Written instruction → Retype every line of these entries exactly, character for character.

[Element position data]
⟨

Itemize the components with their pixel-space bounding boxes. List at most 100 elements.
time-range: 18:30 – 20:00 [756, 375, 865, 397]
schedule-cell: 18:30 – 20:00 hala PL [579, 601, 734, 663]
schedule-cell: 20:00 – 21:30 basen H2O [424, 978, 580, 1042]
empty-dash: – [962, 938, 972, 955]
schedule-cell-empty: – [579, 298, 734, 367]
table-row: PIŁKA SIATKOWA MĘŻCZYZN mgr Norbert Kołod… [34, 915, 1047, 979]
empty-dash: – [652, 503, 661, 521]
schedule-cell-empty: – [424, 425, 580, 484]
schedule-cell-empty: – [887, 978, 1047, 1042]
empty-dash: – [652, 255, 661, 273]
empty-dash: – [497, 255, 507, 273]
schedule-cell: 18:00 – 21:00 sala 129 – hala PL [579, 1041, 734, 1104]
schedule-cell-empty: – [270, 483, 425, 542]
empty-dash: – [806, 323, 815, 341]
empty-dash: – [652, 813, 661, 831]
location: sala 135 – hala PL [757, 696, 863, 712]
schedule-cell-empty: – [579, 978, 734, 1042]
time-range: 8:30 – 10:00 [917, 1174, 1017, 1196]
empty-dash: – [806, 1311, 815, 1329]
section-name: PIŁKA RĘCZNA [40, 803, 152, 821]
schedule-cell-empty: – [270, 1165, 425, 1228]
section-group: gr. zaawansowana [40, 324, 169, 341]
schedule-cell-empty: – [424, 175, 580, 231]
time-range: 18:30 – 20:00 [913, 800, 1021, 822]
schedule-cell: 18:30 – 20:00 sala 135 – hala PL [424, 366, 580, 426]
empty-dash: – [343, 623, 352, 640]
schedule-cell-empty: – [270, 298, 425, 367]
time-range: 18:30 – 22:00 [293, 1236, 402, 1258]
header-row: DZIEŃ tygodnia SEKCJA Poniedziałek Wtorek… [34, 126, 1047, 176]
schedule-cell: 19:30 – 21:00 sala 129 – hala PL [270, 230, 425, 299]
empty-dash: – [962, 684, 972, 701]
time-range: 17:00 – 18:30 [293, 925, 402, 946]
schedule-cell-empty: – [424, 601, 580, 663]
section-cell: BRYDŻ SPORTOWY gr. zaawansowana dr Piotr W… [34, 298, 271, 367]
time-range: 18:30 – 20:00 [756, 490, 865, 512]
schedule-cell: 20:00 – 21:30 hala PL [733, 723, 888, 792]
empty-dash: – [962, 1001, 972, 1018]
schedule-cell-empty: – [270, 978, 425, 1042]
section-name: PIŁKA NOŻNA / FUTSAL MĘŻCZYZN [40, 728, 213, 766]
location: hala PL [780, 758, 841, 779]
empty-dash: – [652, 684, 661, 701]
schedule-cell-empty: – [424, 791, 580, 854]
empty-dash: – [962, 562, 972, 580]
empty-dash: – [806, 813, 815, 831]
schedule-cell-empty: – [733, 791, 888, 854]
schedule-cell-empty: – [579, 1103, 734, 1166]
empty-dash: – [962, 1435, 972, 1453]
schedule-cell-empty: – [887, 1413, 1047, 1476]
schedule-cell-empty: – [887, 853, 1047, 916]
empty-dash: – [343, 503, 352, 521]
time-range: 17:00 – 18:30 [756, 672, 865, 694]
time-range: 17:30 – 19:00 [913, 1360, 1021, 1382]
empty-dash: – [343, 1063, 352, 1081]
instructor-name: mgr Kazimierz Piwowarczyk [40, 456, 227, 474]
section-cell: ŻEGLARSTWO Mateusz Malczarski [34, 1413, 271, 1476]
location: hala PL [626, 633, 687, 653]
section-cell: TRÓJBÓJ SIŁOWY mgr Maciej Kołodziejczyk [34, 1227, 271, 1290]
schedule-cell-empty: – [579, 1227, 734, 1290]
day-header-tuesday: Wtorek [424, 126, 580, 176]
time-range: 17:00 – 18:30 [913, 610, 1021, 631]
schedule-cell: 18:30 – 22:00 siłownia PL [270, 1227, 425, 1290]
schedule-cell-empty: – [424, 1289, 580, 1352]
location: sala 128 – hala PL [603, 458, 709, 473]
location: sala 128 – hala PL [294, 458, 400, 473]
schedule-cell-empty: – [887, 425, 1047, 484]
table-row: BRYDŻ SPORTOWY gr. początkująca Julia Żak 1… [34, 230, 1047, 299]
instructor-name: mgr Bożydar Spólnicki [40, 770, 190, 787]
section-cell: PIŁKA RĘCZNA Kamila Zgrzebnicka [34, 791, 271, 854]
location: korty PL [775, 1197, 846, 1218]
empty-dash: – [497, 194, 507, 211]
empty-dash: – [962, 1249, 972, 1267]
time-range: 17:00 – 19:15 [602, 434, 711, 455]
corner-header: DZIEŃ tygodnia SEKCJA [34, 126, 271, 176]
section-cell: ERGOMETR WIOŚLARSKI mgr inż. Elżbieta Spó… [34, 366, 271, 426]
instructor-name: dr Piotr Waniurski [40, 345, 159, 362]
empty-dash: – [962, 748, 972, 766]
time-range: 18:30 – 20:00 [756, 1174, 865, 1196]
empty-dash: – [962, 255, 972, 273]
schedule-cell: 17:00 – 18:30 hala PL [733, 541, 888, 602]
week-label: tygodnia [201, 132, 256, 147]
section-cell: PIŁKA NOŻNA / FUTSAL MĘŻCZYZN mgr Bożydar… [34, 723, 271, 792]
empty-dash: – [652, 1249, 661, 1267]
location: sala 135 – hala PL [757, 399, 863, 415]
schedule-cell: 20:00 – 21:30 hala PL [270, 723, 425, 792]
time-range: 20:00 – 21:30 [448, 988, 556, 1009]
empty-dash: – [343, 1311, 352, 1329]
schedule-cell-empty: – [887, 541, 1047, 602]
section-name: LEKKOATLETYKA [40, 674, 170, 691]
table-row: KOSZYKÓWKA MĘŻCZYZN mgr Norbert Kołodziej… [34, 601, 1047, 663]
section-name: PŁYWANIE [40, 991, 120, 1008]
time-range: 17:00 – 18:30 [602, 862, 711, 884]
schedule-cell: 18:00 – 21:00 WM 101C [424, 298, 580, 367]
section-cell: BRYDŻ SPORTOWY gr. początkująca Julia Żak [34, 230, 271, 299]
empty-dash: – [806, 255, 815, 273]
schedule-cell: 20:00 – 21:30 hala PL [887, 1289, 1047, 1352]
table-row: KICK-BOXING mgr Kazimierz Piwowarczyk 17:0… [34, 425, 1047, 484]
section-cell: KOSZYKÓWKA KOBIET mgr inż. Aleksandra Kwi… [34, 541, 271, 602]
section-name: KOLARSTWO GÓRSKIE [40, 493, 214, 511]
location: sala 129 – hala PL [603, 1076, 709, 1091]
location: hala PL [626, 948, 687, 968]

⟩

The reply →
Itemize the components with their pixel-space bounding boxes. List at most 100 elements.
time-range: 18:30 – 20:00 [756, 375, 865, 397]
schedule-cell: 18:30 – 20:00 hala PL [579, 601, 734, 663]
schedule-cell: 20:00 – 21:30 basen H2O [424, 978, 580, 1042]
empty-dash: – [962, 938, 972, 955]
schedule-cell-empty: – [579, 298, 734, 367]
table-row: PIŁKA SIATKOWA MĘŻCZYZN mgr Norbert Kołod… [34, 915, 1047, 979]
empty-dash: – [652, 503, 661, 521]
schedule-cell-empty: – [424, 425, 580, 484]
schedule-cell-empty: – [887, 978, 1047, 1042]
empty-dash: – [652, 255, 661, 273]
empty-dash: – [497, 255, 507, 273]
schedule-cell: 18:00 – 21:00 sala 129 – hala PL [579, 1041, 734, 1104]
schedule-cell-empty: – [270, 483, 425, 542]
empty-dash: – [806, 323, 815, 341]
empty-dash: – [652, 813, 661, 831]
location: sala 135 – hala PL [757, 696, 863, 712]
schedule-cell-empty: – [579, 978, 734, 1042]
time-range: 8:30 – 10:00 [917, 1174, 1017, 1196]
empty-dash: – [806, 1311, 815, 1329]
section-name: PIŁKA RĘCZNA [40, 803, 152, 821]
schedule-cell-empty: – [270, 1165, 425, 1228]
section-group: gr. zaawansowana [40, 324, 169, 341]
schedule-cell-empty: – [424, 175, 580, 231]
time-range: 18:30 – 20:00 [913, 800, 1021, 822]
schedule-cell: 18:30 – 20:00 sala 135 – hala PL [424, 366, 580, 426]
empty-dash: – [343, 623, 352, 640]
schedule-cell-empty: – [270, 298, 425, 367]
time-range: 18:30 – 22:00 [293, 1236, 402, 1258]
header-row: DZIEŃ tygodnia SEKCJA Poniedziałek Wtorek… [34, 126, 1047, 176]
schedule-cell: 19:30 – 21:00 sala 129 – hala PL [270, 230, 425, 299]
empty-dash: – [962, 684, 972, 701]
time-range: 17:00 – 18:30 [293, 925, 402, 946]
schedule-cell-empty: – [424, 601, 580, 663]
section-cell: BRYDŻ SPORTOWY gr. zaawansowana dr Piotr W… [34, 298, 271, 367]
time-range: 18:30 – 20:00 [756, 490, 865, 512]
schedule-cell: 20:00 – 21:30 hala PL [733, 723, 888, 792]
empty-dash: – [962, 1001, 972, 1018]
schedule-cell-empty: – [270, 978, 425, 1042]
section-name: PIŁKA NOŻNA / FUTSAL MĘŻCZYZN [40, 728, 213, 766]
location: hala PL [780, 758, 841, 779]
empty-dash: – [652, 684, 661, 701]
schedule-cell-empty: – [424, 791, 580, 854]
empty-dash: – [962, 562, 972, 580]
empty-dash: – [806, 813, 815, 831]
schedule-cell-empty: – [733, 791, 888, 854]
schedule-cell-empty: – [579, 1103, 734, 1166]
empty-dash: – [962, 1435, 972, 1453]
schedule-cell-empty: – [887, 1413, 1047, 1476]
schedule-cell-empty: – [887, 853, 1047, 916]
empty-dash: – [343, 503, 352, 521]
time-range: 17:00 – 18:30 [756, 672, 865, 694]
time-range: 17:30 – 19:00 [913, 1360, 1021, 1382]
empty-dash: – [343, 1063, 352, 1081]
instructor-name: mgr Kazimierz Piwowarczyk [40, 456, 227, 474]
section-cell: ŻEGLARSTWO Mateusz Malczarski [34, 1413, 271, 1476]
location: hala PL [626, 633, 687, 653]
section-cell: TRÓJBÓJ SIŁOWY mgr Maciej Kołodziejczyk [34, 1227, 271, 1290]
schedule-cell-empty: – [579, 1227, 734, 1290]
day-header-tuesday: Wtorek [424, 126, 580, 176]
time-range: 17:00 – 18:30 [913, 610, 1021, 631]
schedule-cell: 18:30 – 22:00 siłownia PL [270, 1227, 425, 1290]
schedule-cell-empty: – [424, 1289, 580, 1352]
location: sala 128 – hala PL [603, 458, 709, 473]
location: sala 128 – hala PL [294, 458, 400, 473]
schedule-cell-empty: – [887, 425, 1047, 484]
table-row: BRYDŻ SPORTOWY gr. początkująca Julia Żak 1… [34, 230, 1047, 299]
instructor-name: mgr Bożydar Spólnicki [40, 770, 190, 787]
section-cell: PIŁKA RĘCZNA Kamila Zgrzebnicka [34, 791, 271, 854]
location: korty PL [775, 1197, 846, 1218]
empty-dash: – [497, 194, 507, 211]
empty-dash: – [962, 1249, 972, 1267]
time-range: 17:00 – 19:15 [602, 434, 711, 455]
corner-header: DZIEŃ tygodnia SEKCJA [34, 126, 271, 176]
section-cell: ERGOMETR WIOŚLARSKI mgr inż. Elżbieta Spó… [34, 366, 271, 426]
instructor-name: dr Piotr Waniurski [40, 345, 159, 362]
empty-dash: – [962, 748, 972, 766]
time-range: 18:30 – 20:00 [756, 1174, 865, 1196]
empty-dash: – [962, 255, 972, 273]
schedule-cell: 17:00 – 18:30 hala PL [733, 541, 888, 602]
week-label: tygodnia [201, 132, 256, 147]
section-cell: PIŁKA NOŻNA / FUTSAL MĘŻCZYZN mgr Bożydar… [34, 723, 271, 792]
empty-dash: – [652, 1249, 661, 1267]
location: sala 135 – hala PL [757, 399, 863, 415]
schedule-cell: 20:00 – 21:30 hala PL [270, 723, 425, 792]
time-range: 20:00 – 21:30 [448, 988, 556, 1009]
empty-dash: – [343, 1311, 352, 1329]
schedule-cell-empty: – [887, 541, 1047, 602]
section-name: LEKKOATLETYKA [40, 674, 170, 691]
table-row: KOSZYKÓWKA MĘŻCZYZN mgr Norbert Kołodziej… [34, 601, 1047, 663]
section-name: PŁYWANIE [40, 991, 120, 1008]
time-range: 17:00 – 18:30 [602, 862, 711, 884]
schedule-cell: 18:00 – 21:00 WM 101C [424, 298, 580, 367]
section-cell: BRYDŻ SPORTOWY gr. początkująca Julia Żak [34, 230, 271, 299]
empty-dash: – [806, 255, 815, 273]
schedule-cell: 20:00 – 21:30 hala PL [887, 1289, 1047, 1352]
table-row: KICK-BOXING mgr Kazimierz Piwowarczyk 17:0… [34, 425, 1047, 484]
section-cell: KOSZYKÓWKA KOBIET mgr inż. Aleksandra Kwi… [34, 541, 271, 602]
section-name: KOLARSTWO GÓRSKIE [40, 493, 214, 511]
location: sala 129 – hala PL [603, 1076, 709, 1091]
location: hala PL [626, 948, 687, 968]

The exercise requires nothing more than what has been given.